Stated goal: Copy all of the records below verbatim.

(Rows from a figure dataset)
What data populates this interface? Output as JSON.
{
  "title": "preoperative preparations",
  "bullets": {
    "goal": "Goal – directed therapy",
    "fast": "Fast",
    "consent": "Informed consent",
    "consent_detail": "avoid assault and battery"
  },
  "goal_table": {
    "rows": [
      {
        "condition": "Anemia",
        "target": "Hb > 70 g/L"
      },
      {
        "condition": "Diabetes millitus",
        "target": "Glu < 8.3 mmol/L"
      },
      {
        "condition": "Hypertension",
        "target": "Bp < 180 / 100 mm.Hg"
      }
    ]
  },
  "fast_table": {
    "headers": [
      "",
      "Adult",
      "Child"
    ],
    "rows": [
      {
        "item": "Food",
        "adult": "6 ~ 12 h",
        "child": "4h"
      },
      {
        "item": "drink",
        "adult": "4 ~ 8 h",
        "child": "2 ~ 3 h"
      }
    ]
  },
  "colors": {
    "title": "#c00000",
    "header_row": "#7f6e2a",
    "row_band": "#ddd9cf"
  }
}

The result:
What data populates this interface? Output as JSON.
{
  "title": "preoperative preparations",
  "bullets": {
    "goal": "Goal – directed therapy",
    "fast": "Fast",
    "consent": "Informed consent",
    "consent_detail": "avoid assault and battery"
  },
  "goal_table": {
    "rows": [
      {
        "condition": "Anemia",
        "target": "Hb > 70 g/L"
      },
      {
        "condition": "Diabetes millitus",
        "target": "Glu < 8.3 mmol/L"
      },
      {
        "condition": "Hypertension",
        "target": "Bp < 180 / 100 mm.Hg"
      }
    ]
  },
  "fast_table": {
    "headers": [
      "",
      "Adult",
      "Child"
    ],
    "rows": [
      {
        "item": "Food",
        "adult": "6 ~ 12 h",
        "child": "4h"
      },
      {
        "item": "drink",
        "adult": "4 ~ 8 h",
        "child": "2 ~ 3 h"
      }
    ]
  },
  "colors": {
    "title": "#c00000",
    "header_row": "#7f6e2a",
    "row_band": "#ddd9cf"
  }
}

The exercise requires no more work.